THE EXERCISE: Update the rows from the start through the line that contains "check-icon [519,975,666,1122]" by replacing "location" with "position" and keeping everything else the same.

— Begin —

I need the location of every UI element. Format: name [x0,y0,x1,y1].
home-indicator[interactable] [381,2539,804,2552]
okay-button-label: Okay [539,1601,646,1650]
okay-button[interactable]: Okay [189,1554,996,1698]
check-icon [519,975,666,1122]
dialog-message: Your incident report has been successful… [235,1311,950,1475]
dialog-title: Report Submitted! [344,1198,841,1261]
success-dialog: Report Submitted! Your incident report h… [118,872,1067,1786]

— End —

RESPONSE TO THIS TASK:
I need the position of every UI element. Format: name [x0,y0,x1,y1].
home-indicator[interactable] [381,2539,804,2552]
okay-button-label: Okay [539,1601,646,1650]
okay-button[interactable]: Okay [189,1554,996,1698]
check-icon [519,975,666,1122]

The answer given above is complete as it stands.